(Work to be completed):
Determine how many lines carry the word "rocío". Output that number only.

(Given records):
______________________________
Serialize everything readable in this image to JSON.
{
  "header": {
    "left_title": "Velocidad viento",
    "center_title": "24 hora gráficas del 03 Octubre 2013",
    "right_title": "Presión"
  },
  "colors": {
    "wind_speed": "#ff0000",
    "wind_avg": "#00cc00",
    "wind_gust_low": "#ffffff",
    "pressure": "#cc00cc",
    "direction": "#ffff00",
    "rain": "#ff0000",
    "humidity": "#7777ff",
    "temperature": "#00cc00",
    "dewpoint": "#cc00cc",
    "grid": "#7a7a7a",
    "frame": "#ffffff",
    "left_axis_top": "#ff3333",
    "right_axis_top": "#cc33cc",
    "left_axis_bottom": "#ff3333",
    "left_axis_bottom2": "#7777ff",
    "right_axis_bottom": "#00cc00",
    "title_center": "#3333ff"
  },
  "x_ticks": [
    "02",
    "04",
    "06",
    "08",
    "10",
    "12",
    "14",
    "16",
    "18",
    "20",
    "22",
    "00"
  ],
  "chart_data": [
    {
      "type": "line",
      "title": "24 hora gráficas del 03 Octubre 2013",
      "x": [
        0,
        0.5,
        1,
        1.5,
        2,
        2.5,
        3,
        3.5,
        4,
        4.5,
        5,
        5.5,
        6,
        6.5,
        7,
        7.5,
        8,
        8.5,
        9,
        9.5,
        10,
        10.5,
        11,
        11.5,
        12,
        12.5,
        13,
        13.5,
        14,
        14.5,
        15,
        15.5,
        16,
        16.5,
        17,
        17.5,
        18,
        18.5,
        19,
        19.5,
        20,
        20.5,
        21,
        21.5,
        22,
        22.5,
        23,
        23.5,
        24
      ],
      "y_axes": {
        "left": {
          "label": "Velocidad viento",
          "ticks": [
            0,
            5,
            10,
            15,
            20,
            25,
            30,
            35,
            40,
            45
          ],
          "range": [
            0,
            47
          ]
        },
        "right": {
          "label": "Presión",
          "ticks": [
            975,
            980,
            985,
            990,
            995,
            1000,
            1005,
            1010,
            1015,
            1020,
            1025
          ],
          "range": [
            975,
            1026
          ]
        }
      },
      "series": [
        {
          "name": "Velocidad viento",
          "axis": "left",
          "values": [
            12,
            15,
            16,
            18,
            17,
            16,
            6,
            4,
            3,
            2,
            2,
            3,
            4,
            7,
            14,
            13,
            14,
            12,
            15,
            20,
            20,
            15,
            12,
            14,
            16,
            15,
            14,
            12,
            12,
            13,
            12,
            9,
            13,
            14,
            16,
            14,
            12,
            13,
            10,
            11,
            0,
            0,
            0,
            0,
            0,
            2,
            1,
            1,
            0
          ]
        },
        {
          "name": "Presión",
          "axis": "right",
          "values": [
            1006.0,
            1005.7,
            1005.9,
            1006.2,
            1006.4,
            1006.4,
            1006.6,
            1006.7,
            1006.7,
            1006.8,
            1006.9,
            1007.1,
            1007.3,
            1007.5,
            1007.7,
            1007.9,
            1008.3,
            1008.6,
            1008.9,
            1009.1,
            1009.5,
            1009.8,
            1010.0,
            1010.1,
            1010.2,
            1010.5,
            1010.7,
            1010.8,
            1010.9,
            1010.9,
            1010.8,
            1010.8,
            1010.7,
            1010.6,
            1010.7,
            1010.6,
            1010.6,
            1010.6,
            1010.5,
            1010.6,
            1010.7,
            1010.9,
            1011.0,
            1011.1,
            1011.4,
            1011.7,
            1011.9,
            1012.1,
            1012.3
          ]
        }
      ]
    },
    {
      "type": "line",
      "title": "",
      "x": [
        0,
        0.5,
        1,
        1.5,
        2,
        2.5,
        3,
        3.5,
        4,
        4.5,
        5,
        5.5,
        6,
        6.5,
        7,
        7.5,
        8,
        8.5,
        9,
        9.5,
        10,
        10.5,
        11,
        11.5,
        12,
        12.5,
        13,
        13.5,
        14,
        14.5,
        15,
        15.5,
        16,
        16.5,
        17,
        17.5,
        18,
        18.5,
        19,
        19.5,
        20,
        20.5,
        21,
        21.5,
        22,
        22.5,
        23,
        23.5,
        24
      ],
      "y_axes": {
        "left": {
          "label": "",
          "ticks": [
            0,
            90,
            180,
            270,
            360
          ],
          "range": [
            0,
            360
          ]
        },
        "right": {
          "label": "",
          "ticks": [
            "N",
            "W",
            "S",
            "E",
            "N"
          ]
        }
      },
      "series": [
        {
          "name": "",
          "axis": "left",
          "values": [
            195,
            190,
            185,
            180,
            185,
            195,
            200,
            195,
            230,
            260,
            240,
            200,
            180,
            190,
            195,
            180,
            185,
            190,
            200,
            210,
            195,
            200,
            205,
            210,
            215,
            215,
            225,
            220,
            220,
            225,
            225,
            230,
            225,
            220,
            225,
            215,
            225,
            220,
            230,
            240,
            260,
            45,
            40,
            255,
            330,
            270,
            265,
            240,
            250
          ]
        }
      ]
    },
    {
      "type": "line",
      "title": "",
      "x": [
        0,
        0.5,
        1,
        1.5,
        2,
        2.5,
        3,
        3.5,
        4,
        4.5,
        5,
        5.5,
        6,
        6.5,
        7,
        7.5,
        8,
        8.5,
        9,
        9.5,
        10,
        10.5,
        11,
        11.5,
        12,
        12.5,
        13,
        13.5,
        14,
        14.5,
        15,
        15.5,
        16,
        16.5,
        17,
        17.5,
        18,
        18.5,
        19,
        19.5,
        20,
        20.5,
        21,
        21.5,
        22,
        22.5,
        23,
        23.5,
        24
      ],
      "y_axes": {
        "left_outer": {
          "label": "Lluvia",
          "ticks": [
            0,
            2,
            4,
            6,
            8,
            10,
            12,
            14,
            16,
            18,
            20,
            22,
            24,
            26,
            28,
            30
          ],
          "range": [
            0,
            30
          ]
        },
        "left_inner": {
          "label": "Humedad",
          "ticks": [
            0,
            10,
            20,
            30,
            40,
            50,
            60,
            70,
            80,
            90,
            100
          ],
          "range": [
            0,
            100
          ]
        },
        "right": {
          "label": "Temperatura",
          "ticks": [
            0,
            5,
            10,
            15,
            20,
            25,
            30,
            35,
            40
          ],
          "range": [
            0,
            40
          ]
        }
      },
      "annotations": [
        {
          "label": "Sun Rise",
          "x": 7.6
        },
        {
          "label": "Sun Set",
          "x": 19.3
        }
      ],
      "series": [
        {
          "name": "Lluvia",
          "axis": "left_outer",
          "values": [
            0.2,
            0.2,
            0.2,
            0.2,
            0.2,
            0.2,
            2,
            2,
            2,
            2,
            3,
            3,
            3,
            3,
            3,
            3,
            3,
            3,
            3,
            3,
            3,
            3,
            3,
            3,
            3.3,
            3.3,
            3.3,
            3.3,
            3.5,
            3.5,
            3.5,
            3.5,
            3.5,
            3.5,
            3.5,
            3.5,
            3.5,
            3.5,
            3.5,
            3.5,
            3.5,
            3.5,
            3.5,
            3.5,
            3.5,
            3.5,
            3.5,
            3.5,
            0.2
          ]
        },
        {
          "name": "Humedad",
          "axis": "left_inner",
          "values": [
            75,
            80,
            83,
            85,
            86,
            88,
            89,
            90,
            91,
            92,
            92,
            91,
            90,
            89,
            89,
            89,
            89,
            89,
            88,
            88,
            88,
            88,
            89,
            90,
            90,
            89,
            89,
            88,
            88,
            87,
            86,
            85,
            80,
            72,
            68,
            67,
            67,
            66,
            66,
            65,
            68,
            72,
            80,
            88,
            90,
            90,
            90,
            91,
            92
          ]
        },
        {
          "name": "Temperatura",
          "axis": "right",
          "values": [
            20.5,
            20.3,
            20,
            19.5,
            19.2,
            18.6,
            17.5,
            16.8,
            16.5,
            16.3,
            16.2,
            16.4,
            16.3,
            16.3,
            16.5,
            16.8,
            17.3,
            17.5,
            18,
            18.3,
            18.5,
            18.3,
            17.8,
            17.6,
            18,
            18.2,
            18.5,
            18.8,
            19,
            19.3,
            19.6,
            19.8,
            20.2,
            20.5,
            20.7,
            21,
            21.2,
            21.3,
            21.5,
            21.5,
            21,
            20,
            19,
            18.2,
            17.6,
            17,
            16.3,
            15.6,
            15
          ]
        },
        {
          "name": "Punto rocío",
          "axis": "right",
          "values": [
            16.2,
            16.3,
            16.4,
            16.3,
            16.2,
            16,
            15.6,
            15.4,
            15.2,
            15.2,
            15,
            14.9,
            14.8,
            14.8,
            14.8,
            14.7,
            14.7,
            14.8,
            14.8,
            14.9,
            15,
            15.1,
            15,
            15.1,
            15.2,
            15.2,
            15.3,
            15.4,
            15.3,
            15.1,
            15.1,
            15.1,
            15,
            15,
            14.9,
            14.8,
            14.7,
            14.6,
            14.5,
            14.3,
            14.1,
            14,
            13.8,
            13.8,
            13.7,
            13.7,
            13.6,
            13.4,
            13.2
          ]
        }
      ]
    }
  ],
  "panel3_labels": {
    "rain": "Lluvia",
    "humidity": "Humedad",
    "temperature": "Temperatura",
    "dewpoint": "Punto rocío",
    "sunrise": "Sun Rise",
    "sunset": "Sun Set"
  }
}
______________________________
(Complete output):
2